◆ The task
Set down, in full, every record in the block.

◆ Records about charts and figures

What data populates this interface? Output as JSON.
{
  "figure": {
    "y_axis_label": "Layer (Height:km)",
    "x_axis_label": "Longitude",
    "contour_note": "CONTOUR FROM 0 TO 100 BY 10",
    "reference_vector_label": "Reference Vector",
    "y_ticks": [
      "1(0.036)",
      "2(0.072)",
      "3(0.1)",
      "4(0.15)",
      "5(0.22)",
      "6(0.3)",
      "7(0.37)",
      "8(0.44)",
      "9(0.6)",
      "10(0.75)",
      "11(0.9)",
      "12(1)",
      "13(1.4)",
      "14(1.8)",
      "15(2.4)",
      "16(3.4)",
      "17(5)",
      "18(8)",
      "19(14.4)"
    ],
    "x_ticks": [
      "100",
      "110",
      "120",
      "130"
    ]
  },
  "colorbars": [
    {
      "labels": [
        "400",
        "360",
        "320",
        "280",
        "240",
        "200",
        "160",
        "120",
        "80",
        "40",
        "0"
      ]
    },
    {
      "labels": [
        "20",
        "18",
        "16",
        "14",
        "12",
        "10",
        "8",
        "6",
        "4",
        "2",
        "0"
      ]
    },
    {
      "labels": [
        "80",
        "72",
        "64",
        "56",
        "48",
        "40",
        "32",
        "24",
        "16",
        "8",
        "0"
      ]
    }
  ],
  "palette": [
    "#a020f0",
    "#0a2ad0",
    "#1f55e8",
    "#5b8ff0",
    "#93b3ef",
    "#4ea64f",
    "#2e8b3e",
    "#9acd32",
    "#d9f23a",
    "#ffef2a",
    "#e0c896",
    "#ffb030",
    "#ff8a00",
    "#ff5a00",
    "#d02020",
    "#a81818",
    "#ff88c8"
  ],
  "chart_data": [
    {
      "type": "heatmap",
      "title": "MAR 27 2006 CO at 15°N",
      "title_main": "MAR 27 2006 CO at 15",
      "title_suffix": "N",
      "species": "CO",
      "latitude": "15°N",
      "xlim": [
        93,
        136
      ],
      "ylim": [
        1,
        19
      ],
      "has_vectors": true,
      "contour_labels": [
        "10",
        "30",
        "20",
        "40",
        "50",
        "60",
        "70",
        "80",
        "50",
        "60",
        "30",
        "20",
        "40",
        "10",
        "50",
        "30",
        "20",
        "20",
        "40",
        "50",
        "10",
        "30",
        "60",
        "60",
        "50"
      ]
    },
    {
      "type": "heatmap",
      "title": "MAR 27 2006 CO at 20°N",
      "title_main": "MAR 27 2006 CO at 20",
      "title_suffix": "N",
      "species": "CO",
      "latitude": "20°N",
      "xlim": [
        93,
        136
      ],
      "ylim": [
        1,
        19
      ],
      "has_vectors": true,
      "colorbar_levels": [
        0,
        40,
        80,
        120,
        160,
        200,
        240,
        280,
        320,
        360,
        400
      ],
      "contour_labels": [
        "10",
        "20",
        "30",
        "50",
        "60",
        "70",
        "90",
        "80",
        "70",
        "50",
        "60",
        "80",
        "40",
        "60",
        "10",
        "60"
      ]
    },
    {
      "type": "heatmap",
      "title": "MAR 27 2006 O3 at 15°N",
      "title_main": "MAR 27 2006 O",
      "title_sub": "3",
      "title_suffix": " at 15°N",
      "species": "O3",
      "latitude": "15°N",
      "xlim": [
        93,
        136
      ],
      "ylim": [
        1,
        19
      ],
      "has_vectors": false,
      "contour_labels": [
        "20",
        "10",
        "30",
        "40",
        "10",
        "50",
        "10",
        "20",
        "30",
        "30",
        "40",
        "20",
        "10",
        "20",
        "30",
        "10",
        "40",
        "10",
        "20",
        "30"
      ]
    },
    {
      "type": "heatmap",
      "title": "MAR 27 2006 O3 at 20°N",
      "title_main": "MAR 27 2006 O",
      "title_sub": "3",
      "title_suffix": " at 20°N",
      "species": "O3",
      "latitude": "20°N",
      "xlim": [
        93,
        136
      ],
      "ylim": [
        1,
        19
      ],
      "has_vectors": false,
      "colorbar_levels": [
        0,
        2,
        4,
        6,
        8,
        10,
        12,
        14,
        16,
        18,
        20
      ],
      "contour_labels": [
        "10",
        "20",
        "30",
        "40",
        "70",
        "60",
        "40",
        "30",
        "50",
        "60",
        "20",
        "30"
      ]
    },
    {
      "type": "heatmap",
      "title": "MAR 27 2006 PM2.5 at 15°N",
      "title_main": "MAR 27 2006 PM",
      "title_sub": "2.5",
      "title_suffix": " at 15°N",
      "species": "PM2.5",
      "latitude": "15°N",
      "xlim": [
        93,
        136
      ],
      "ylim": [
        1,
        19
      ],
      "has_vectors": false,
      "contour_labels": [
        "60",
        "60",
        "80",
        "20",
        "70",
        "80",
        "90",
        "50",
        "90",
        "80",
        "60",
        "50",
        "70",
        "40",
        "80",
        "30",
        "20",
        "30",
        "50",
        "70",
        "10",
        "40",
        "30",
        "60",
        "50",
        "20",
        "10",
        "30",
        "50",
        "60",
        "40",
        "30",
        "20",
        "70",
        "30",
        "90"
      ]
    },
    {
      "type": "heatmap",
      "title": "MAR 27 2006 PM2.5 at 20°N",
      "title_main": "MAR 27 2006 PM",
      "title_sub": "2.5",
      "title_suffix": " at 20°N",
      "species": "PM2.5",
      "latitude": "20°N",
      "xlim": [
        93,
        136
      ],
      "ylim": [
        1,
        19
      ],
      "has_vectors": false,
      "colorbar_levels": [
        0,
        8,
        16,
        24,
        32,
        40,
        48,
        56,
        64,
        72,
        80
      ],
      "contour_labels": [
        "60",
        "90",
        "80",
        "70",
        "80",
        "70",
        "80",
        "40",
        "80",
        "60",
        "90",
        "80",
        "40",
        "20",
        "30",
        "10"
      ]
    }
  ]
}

◆ Written reply
What data populates this interface? Output as JSON.
{
  "figure": {
    "y_axis_label": "Layer (Height:km)",
    "x_axis_label": "Longitude",
    "contour_note": "CONTOUR FROM 0 TO 100 BY 10",
    "reference_vector_label": "Reference Vector",
    "y_ticks": [
      "1(0.036)",
      "2(0.072)",
      "3(0.1)",
      "4(0.15)",
      "5(0.22)",
      "6(0.3)",
      "7(0.37)",
      "8(0.44)",
      "9(0.6)",
      "10(0.75)",
      "11(0.9)",
      "12(1)",
      "13(1.4)",
      "14(1.8)",
      "15(2.4)",
      "16(3.4)",
      "17(5)",
      "18(8)",
      "19(14.4)"
    ],
    "x_ticks": [
      "100",
      "110",
      "120",
      "130"
    ]
  },
  "colorbars": [
    {
      "labels": [
        "400",
        "360",
        "320",
        "280",
        "240",
        "200",
        "160",
        "120",
        "80",
        "40",
        "0"
      ]
    },
    {
      "labels": [
        "20",
        "18",
        "16",
        "14",
        "12",
        "10",
        "8",
        "6",
        "4",
        "2",
        "0"
      ]
    },
    {
      "labels": [
        "80",
        "72",
        "64",
        "56",
        "48",
        "40",
        "32",
        "24",
        "16",
        "8",
        "0"
      ]
    }
  ],
  "palette": [
    "#a020f0",
    "#0a2ad0",
    "#1f55e8",
    "#5b8ff0",
    "#93b3ef",
    "#4ea64f",
    "#2e8b3e",
    "#9acd32",
    "#d9f23a",
    "#ffef2a",
    "#e0c896",
    "#ffb030",
    "#ff8a00",
    "#ff5a00",
    "#d02020",
    "#a81818",
    "#ff88c8"
  ],
  "chart_data": [
    {
      "type": "heatmap",
      "title": "MAR 27 2006 CO at 15°N",
      "title_main": "MAR 27 2006 CO at 15",
      "title_suffix": "N",
      "species": "CO",
      "latitude": "15°N",
      "xlim": [
        93,
        136
      ],
      "ylim": [
        1,
        19
      ],
      "has_vectors": true,
      "contour_labels": [
        "10",
        "30",
        "20",
        "40",
        "50",
        "60",
        "70",
        "80",
        "50",
        "60",
        "30",
        "20",
        "40",
        "10",
        "50",
        "30",
        "20",
        "20",
        "40",
        "50",
        "10",
        "30",
        "60",
        "60",
        "50"
      ]
    },
    {
      "type": "heatmap",
      "title": "MAR 27 2006 CO at 20°N",
      "title_main": "MAR 27 2006 CO at 20",
      "title_suffix": "N",
      "species": "CO",
      "latitude": "20°N",
      "xlim": [
        93,
        136
      ],
      "ylim": [
        1,
        19
      ],
      "has_vectors": true,
      "colorbar_levels": [
        0,
        40,
        80,
        120,
        160,
        200,
        240,
        280,
        320,
        360,
        400
      ],
      "contour_labels": [
        "10",
        "20",
        "30",
        "50",
        "60",
        "70",
        "90",
        "80",
        "70",
        "50",
        "60",
        "80",
        "40",
        "60",
        "10",
        "60"
      ]
    },
    {
      "type": "heatmap",
      "title": "MAR 27 2006 O3 at 15°N",
      "title_main": "MAR 27 2006 O",
      "title_sub": "3",
      "title_suffix": " at 15°N",
      "species": "O3",
      "latitude": "15°N",
      "xlim": [
        93,
        136
      ],
      "ylim": [
        1,
        19
      ],
      "has_vectors": false,
      "contour_labels": [
        "20",
        "10",
        "30",
        "40",
        "10",
        "50",
        "10",
        "20",
        "30",
        "30",
        "40",
        "20",
        "10",
        "20",
        "30",
        "10",
        "40",
        "10",
        "20",
        "30"
      ]
    },
    {
      "type": "heatmap",
      "title": "MAR 27 2006 O3 at 20°N",
      "title_main": "MAR 27 2006 O",
      "title_sub": "3",
      "title_suffix": " at 20°N",
      "species": "O3",
      "latitude": "20°N",
      "xlim": [
        93,
        136
      ],
      "ylim": [
        1,
        19
      ],
      "has_vectors": false,
      "colorbar_levels": [
        0,
        2,
        4,
        6,
        8,
        10,
        12,
        14,
        16,
        18,
        20
      ],
      "contour_labels": [
        "10",
        "20",
        "30",
        "40",
        "70",
        "60",
        "40",
        "30",
        "50",
        "60",
        "20",
        "30"
      ]
    },
    {
      "type": "heatmap",
      "title": "MAR 27 2006 PM2.5 at 15°N",
      "title_main": "MAR 27 2006 PM",
      "title_sub": "2.5",
      "title_suffix": " at 15°N",
      "species": "PM2.5",
      "latitude": "15°N",
      "xlim": [
        93,
        136
      ],
      "ylim": [
        1,
        19
      ],
      "has_vectors": false,
      "contour_labels": [
        "60",
        "60",
        "80",
        "20",
        "70",
        "80",
        "90",
        "50",
        "90",
        "80",
        "60",
        "50",
        "70",
        "40",
        "80",
        "30",
        "20",
        "30",
        "50",
        "70",
        "10",
        "40",
        "30",
        "60",
        "50",
        "20",
        "10",
        "30",
        "50",
        "60",
        "40",
        "30",
        "20",
        "70",
        "30",
        "90"
      ]
    },
    {
      "type": "heatmap",
      "title": "MAR 27 2006 PM2.5 at 20°N",
      "title_main": "MAR 27 2006 PM",
      "title_sub": "2.5",
      "title_suffix": " at 20°N",
      "species": "PM2.5",
      "latitude": "20°N",
      "xlim": [
        93,
        136
      ],
      "ylim": [
        1,
        19
      ],
      "has_vectors": false,
      "colorbar_levels": [
        0,
        8,
        16,
        24,
        32,
        40,
        48,
        56,
        64,
        72,
        80
      ],
      "contour_labels": [
        "60",
        "90",
        "80",
        "70",
        "80",
        "70",
        "80",
        "40",
        "80",
        "60",
        "90",
        "80",
        "40",
        "20",
        "30",
        "10"
      ]
    }
  ]
}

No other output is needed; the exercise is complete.